:: Records for processing

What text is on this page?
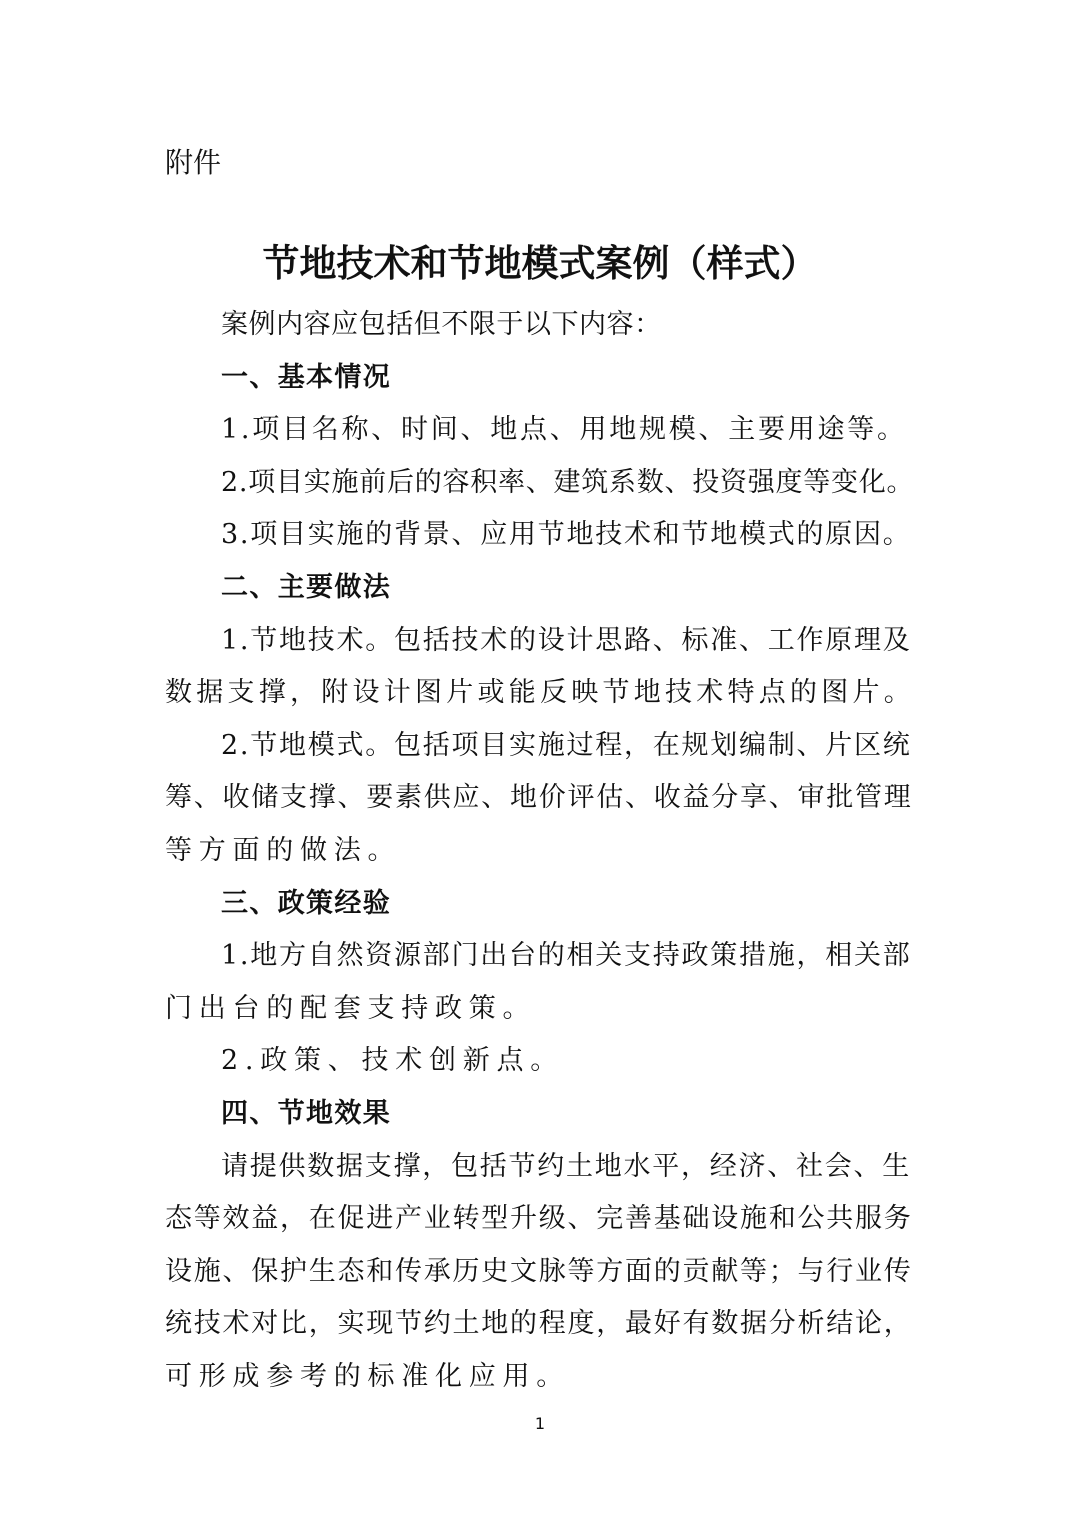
附件

节地技术和节地模式案例（样式）

案例内容应包括但不限于以下内容：

一、基本情况

1.项目名称、时间、地点、用地规模、主要用途等。

2.项目实施前后的容积率、建筑系数、投资强度等变化。

3.项目实施的背景、应用节地技术和节地模式的原因。

二、主要做法

1.节地技术。包括技术的设计思路、标准、工作原理及

数据支撑，附设计图片或能反映节地技术特点的图片。

2.节地模式。包括项目实施过程，在规划编制、片区统

筹、收储支撑、要素供应、地价评估、收益分享、审批管理

等方面的做法。

三、政策经验

1.地方自然资源部门出台的相关支持政策措施，相关部

门出台的配套支持政策。

2.政策、技术创新点。

四、节地效果

请提供数据支撑，包括节约土地水平，经济、社会、生

态等效益，在促进产业转型升级、完善基础设施和公共服务

设施、保护生态和传承历史文脉等方面的贡献等；与行业传

统技术对比，实现节约土地的程度，最好有数据分析结论，

可形成参考的标准化应用。

1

::::

● **What is required**: Every entry must be transcribed exactly. Pictures do not belong in the copy.

● **The solution**:
What text is on this page?
附件

节地技术和节地模式案例（样式）

案例内容应包括但不限于以下内容：

一、基本情况

1.项目名称、时间、地点、用地规模、主要用途等。

2.项目实施前后的容积率、建筑系数、投资强度等变化。

3.项目实施的背景、应用节地技术和节地模式的原因。

二、主要做法

1.节地技术。包括技术的设计思路、标准、工作原理及

数据支撑，附设计图片或能反映节地技术特点的图片。

2.节地模式。包括项目实施过程，在规划编制、片区统

筹、收储支撑、要素供应、地价评估、收益分享、审批管理

等方面的做法。

三、政策经验

1.地方自然资源部门出台的相关支持政策措施，相关部

门出台的配套支持政策。

2.政策、技术创新点。

四、节地效果

请提供数据支撑，包括节约土地水平，经济、社会、生

态等效益，在促进产业转型升级、完善基础设施和公共服务

设施、保护生态和传承历史文脉等方面的贡献等；与行业传

统技术对比，实现节约土地的程度，最好有数据分析结论，

可形成参考的标准化应用。

1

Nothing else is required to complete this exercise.